[Passage to read — start]

Alzheimer’s disease R&D was hit by the recent failure of the hotly anticipated Phase III EXPEDITION 3 trial of Eli Lilly & Co.’s amyloid-targeting solanezumab. The road to success in Alzheimer’s disease is strewn with failed drugs and the latest setback reinforced the uncertainty about the route and the destination. The amyloid hypothesis in the pathology of Alzheimer’s disease is under renewed scrutiny, and EXPEDITION 3 sheds fresh doubt on its relevance and practical suitability as a target to treat dementia. Companies including Roche and Biogen continue to develop products aimed at addressing the accumulation of amyloid plaques, and now stand at the front line after solanezumab’s failure. Another boost (or blow) to the field will come when Merck & Co unveils results of the Phase III EPOCH trial of BACE1 inhibitor verubecestat in July 2017.
Beyond the clinic, pharma will continue to be rocked by the uncertainties of global politics: the aftershocks of the UK's referendum vote to leave the EU and of Donald Trump's election as the next US president will be felt throughout 2017. So many questions hang over what the US's maverick new leader will do once he takes office: expect the unexpected. Over in Europe also, more than five months after Britons voted for Brexit, there is a notable absence of clarity on what happens next.
While confusion is unsettling, the pharma industry now has an opportunity to push its agenda in the US, EU and UK while governments ponder how to proceed. Pharma's importance as a driver of both economic growth and improved health should stand it in good stead.
In the US, Donald Trump may well implement a tax holiday, allowing US firms to repatriate the cash they have locked away overseas. If that happens, we can expect to see share buybacks – and M&A. Following a bumper year for corporate acquisitions in 2015, some of us anticipated another busy year of buying and selling in 2016, helped by a deflation of biotech stock prices. An absence of the kind of mega-deals that had been seen previously (and the cancellation in April of the $160bn Pfizer-Allergan PLC merger) meant that total deal value fell in 2016. Greater access to cash could reinvigorate the M&A market in 2017, with several companies having expressed an interest in bolt-on acquisitions. Increased competition in M&A following a US tax holiday could make it even harder for non-US big pharma like Novartis AG and AstraZeneca to clinch acquisitions, though.
One company that did manage to pull off a sizeable deal in 2016 was Shire PLC, with the purchase of Baxalta Inc. This was a noteworthy bounce-back after it had failed to become a part of AbbVie Inc., that takeover having been stymied by the US tax inversion crackdown. Shire is now looking to grow its turnover to $20bn by 2020, which would see it leap from being a top-30 pharma company to a top-15 company: not bad for a firm that expects to derive 65% of its sales from drugs for diseases with very few sufferers. Shire is one to watch next year; Celgene Corp. is another fast-growing member of the Scrip 100 which, with its flexible and varied approach to deal-making, harbors the power to surprise.
Finally, the goodbyes. In big pharma, we will see some notable CEO departures, as Lilly's John Lechleiter, GlaxoSmithKline PLC's Sir Andrew Witty and Novo Nordisk AS's Lars Rebien Sørensen retire, to be replaced by in-house successors David Ricks, Emma Walmsley and Lars Fruergaard Jørgensen, respectively. Changes at the top may lead to changes in strategy, particularly at Novo Nordisk as it struggles with the increasingly uncomfortable pricing challenges in diabetes.

[Passage to read — finish]

*Required work:*
1. From the pharma outlook text, extract the stretch from "Beyond the clinic, pharma" through "in good stead.".
2. Translate this sentence from the pharma outlook text into Spanish: "So many questions hang over what the US's maverick new leader will do once he takes office: expect the unexpected."
3. List every person mentioned by name in the pharma outlook text.

[Entries supplied — start]

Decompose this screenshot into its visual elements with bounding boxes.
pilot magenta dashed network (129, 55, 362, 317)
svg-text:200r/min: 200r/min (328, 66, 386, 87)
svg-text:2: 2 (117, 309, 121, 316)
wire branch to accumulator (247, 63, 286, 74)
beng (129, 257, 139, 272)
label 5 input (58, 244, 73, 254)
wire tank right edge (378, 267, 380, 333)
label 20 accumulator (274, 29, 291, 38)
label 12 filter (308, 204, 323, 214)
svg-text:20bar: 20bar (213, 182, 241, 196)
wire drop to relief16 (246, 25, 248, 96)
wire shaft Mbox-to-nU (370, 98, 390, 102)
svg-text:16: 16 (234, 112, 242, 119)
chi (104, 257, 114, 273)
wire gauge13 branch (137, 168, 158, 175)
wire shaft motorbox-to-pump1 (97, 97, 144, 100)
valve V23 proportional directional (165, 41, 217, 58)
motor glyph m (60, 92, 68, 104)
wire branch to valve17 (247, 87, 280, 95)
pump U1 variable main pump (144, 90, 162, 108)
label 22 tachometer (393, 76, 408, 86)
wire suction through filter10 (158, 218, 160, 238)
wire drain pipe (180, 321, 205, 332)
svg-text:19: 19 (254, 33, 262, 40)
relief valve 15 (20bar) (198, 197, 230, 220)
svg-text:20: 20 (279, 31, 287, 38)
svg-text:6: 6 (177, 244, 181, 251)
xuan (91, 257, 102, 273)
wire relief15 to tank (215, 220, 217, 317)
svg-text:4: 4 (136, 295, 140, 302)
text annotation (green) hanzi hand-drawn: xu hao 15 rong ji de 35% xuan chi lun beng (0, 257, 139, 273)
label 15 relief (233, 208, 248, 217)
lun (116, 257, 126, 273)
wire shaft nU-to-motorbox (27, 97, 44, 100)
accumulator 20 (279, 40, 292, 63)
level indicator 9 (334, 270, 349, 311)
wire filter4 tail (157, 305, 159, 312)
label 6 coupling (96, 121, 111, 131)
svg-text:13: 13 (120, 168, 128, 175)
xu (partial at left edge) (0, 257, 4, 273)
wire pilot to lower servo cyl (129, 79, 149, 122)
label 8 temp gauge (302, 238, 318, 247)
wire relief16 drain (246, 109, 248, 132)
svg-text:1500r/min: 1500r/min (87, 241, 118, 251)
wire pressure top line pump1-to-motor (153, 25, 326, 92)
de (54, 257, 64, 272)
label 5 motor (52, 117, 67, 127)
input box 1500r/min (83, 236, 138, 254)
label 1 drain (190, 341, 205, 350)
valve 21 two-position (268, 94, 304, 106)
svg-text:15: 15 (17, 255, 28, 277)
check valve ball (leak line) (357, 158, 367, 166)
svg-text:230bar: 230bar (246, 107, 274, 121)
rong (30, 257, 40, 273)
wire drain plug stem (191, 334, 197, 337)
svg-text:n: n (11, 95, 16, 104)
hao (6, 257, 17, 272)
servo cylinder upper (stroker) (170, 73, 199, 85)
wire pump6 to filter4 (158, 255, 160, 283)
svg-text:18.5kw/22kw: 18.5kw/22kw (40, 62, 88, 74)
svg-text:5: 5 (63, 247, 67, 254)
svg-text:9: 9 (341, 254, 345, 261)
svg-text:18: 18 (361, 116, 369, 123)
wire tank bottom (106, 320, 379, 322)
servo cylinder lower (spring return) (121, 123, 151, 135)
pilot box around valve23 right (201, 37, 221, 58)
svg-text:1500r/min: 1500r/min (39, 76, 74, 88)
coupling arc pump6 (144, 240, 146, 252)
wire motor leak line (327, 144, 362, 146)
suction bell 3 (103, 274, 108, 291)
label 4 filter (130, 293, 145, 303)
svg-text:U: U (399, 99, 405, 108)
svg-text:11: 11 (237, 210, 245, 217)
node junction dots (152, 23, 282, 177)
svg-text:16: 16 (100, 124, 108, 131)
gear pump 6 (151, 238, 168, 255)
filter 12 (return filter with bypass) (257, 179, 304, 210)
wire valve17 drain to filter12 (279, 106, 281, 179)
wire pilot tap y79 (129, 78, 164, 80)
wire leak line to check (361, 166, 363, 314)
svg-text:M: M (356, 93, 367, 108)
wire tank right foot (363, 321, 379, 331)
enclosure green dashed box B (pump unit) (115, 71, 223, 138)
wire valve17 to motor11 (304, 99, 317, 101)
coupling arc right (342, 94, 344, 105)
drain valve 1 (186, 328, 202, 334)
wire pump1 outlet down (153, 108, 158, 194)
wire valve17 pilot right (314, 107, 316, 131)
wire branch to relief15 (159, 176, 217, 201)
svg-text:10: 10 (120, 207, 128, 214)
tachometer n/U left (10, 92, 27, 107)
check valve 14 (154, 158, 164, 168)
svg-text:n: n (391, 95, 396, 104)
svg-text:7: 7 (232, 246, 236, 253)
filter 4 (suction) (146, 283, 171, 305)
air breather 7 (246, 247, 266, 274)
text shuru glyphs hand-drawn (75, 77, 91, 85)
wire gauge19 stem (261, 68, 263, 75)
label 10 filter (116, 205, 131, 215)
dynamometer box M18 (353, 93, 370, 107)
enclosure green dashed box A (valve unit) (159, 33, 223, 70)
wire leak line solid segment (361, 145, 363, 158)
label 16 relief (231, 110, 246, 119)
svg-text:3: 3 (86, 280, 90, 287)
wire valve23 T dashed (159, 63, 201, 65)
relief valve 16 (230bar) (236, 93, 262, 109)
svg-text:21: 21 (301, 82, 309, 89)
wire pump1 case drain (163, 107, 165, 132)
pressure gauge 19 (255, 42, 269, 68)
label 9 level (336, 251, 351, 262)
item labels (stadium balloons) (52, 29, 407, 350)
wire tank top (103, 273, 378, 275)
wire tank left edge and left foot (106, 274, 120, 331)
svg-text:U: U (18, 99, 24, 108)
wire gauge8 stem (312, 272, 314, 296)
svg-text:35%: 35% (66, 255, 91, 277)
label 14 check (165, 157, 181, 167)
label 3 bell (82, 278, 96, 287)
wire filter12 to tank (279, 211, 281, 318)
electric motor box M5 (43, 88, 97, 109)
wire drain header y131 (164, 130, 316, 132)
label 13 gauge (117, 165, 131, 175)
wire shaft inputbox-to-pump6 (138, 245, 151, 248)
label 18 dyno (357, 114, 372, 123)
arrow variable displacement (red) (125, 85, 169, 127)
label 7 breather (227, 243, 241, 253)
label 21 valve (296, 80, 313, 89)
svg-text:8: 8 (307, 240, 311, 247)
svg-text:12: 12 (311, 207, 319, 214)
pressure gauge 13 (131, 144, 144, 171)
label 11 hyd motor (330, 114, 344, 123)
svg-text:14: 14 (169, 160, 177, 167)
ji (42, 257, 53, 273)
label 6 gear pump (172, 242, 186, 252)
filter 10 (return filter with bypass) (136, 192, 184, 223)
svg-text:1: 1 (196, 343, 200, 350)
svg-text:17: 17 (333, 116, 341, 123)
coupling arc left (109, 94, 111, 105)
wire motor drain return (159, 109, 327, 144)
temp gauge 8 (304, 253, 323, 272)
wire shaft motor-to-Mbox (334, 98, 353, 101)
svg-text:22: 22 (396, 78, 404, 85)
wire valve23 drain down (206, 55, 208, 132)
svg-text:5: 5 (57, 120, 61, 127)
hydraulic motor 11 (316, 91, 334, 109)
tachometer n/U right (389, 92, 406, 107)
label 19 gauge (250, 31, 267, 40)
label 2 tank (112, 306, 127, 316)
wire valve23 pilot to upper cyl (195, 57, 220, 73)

[Entries supplied — finish]

*Outputs by task:*
1.
Beyond the clinic, pharma will continue to be rocked by the uncertainties of global politics: the aftershocks of the UK's referendum vote to leave the EU and of Donald Trump's election as the next US president will be felt throughout 2017. So many questions hang over what the US's maverick new leader will do once he takes office: expect the unexpected. Over in Europe also, more than five months after Britons voted for Brexit, there is a notable absence of clarity on what happens next.
While confusion is unsettling, the pharma industry now has an opportunity to push its agenda in the US, EU and UK while governments ponder how to proceed. Pharma's importance as a driver of both economic growth and improved health should stand it in good stead.

2. Hay tantas preguntas sobre lo que hará el nuevo e inconformista líder de Estados Unidos una vez que asuma el cargo: hay que esperar lo inesperado.

3.
Donald Trump
John Lechleiter
Sir Andrew Witty
Lars Rebien Sørensen
David Ricks
Emma Walmsley
Lars Fruergaard Jørgensen